Exercise:
Check each line of the records below for the word "this" and copy those where it appears.
* BEGIN Stored records *
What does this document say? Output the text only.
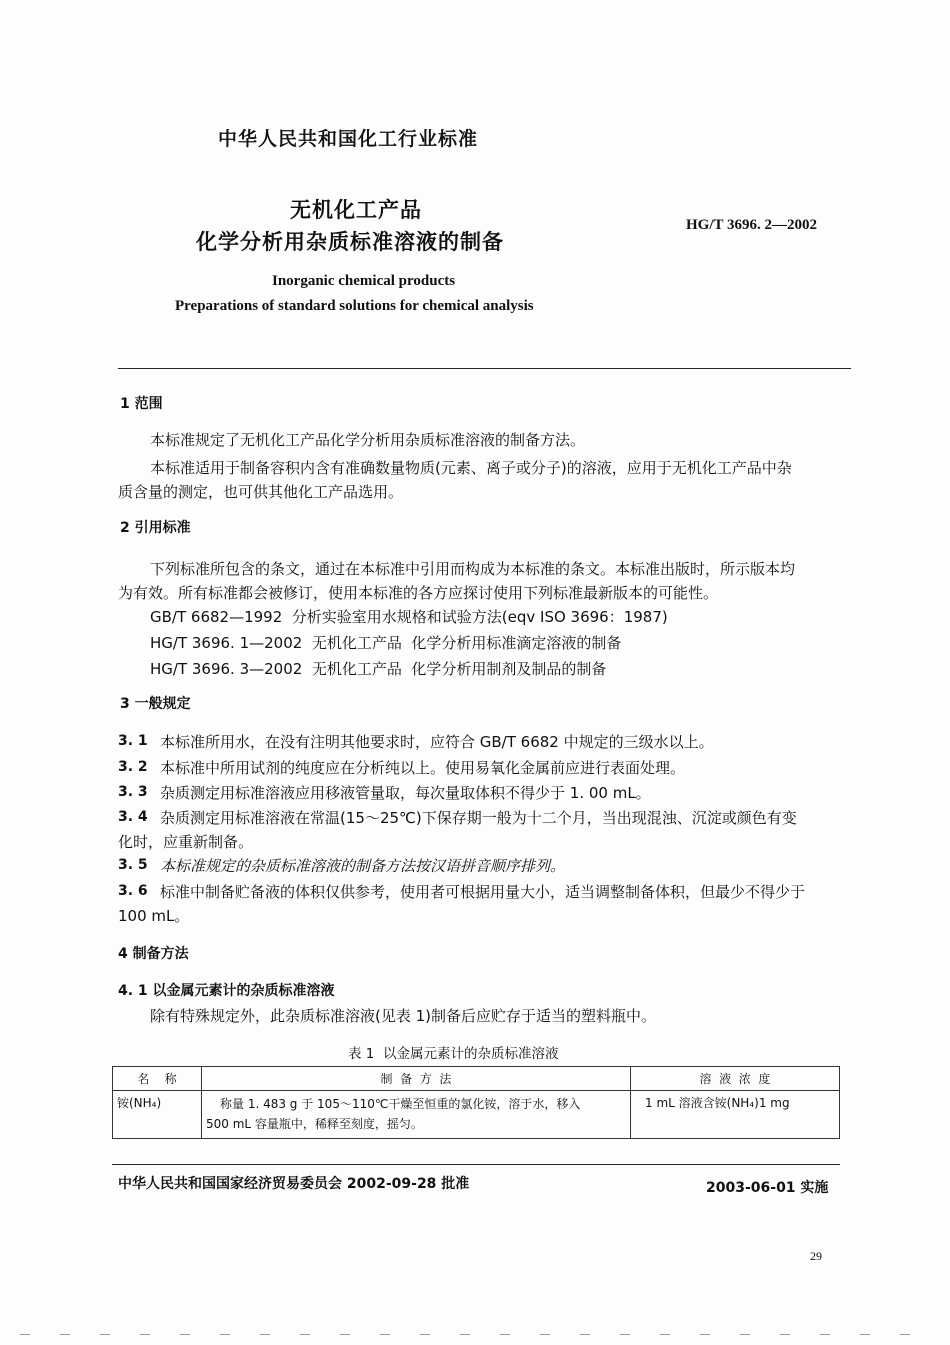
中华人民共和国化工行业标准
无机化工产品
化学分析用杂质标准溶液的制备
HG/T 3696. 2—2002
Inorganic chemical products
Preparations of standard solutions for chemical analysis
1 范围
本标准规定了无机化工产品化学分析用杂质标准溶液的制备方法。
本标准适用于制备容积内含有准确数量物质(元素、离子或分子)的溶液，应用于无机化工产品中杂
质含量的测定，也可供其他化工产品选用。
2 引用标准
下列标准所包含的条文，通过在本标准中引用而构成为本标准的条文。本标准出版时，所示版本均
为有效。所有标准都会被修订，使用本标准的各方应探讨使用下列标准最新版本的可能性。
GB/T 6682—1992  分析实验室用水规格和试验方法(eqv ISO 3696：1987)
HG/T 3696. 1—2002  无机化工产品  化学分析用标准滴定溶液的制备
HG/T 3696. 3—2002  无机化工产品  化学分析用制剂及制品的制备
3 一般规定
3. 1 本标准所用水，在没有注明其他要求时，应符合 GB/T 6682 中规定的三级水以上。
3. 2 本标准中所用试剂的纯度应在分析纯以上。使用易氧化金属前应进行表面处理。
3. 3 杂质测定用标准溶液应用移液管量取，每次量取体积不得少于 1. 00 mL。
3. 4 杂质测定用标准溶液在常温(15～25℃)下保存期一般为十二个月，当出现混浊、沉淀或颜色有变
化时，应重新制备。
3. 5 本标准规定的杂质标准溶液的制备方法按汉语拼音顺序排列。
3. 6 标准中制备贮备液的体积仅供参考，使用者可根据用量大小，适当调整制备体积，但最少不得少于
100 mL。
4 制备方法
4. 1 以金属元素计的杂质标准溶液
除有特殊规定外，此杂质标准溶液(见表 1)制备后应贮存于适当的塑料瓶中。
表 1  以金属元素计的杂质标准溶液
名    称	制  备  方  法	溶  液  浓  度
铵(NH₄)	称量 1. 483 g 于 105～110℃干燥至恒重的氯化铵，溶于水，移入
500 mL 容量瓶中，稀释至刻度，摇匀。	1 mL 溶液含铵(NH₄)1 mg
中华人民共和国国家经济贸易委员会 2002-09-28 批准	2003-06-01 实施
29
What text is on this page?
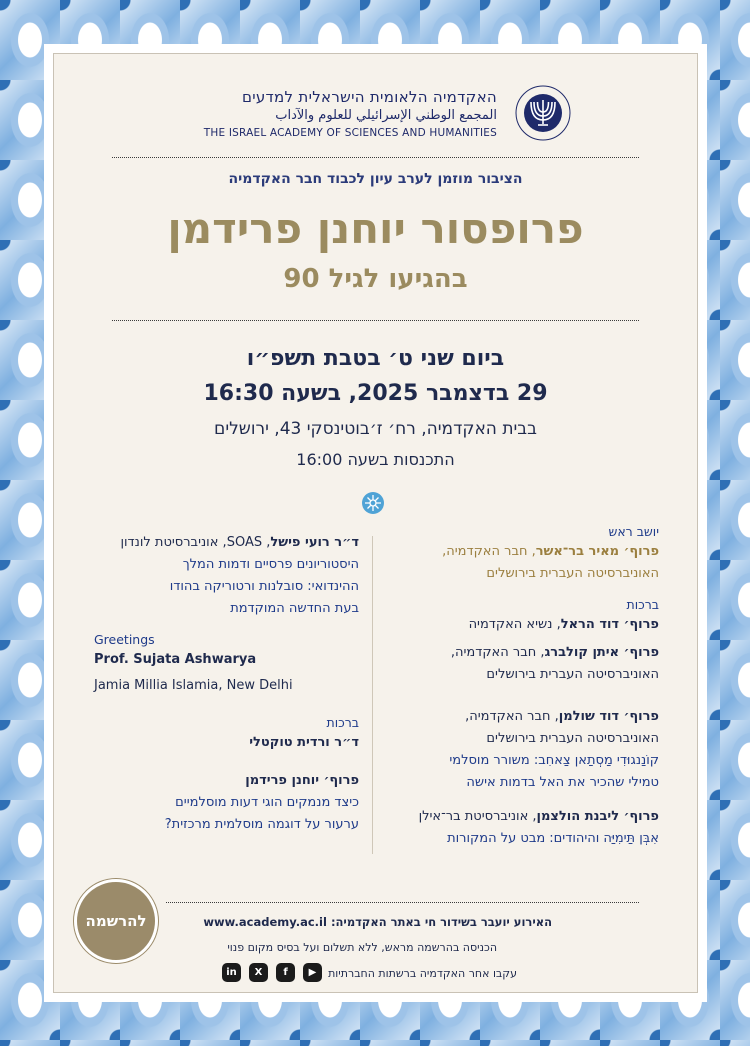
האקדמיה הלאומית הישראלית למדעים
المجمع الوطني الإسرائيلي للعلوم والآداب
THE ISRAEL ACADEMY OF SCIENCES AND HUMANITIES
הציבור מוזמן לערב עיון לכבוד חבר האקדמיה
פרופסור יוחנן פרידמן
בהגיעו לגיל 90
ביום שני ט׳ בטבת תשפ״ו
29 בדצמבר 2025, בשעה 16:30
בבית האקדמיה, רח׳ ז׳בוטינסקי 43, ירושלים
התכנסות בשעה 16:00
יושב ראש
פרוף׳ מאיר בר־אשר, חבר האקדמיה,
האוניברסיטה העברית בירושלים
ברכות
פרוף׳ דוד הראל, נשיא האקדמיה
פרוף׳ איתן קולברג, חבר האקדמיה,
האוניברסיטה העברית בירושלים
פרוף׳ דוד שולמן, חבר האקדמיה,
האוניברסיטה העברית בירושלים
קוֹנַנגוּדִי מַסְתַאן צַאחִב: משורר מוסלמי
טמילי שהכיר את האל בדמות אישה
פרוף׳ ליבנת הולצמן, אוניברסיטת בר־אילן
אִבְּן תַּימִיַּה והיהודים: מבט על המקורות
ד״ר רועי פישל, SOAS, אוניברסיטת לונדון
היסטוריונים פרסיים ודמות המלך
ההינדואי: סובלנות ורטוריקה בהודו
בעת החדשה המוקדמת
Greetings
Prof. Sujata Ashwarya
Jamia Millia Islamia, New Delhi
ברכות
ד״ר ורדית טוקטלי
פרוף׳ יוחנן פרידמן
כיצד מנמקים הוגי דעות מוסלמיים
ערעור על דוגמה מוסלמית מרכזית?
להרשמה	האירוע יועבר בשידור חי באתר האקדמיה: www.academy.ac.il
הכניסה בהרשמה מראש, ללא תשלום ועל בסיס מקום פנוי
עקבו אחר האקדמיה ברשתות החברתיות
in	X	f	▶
* END Stored records *
* BEGIN Stored records *
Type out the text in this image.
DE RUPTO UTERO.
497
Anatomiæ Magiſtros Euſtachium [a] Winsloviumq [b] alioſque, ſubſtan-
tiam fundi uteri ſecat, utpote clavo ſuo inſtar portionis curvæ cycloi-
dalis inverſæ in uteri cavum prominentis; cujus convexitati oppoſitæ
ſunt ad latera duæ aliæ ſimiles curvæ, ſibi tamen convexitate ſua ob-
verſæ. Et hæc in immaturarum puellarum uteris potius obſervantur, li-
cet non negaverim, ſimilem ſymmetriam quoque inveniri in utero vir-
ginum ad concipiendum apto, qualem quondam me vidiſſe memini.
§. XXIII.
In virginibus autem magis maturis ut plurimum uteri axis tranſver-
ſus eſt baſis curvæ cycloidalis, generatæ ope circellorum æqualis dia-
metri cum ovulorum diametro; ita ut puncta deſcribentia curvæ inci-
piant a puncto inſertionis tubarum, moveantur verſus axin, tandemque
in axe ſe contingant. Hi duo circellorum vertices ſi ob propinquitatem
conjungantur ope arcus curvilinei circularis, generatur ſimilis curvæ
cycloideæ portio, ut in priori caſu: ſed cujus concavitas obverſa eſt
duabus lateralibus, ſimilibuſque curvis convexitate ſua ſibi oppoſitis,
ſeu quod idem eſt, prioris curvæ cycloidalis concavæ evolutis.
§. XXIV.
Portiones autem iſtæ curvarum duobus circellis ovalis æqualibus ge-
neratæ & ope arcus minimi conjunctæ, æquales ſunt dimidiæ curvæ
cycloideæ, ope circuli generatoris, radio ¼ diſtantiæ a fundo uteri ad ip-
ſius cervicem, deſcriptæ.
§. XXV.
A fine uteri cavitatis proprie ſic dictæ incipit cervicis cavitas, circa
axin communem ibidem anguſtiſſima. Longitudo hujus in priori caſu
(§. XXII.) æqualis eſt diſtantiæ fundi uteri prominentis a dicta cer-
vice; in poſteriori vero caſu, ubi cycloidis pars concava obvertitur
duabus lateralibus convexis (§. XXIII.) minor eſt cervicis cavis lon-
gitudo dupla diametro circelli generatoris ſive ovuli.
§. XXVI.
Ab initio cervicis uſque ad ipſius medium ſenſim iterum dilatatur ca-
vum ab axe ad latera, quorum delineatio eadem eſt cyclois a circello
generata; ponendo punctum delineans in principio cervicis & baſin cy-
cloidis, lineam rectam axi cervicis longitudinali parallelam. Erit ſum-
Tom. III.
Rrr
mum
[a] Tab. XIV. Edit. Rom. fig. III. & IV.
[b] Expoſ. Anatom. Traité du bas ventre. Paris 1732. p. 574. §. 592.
* END Stored records *
Task answer:
What does this document say? Output the text only.
What text is on this page?
Type out the text in this image.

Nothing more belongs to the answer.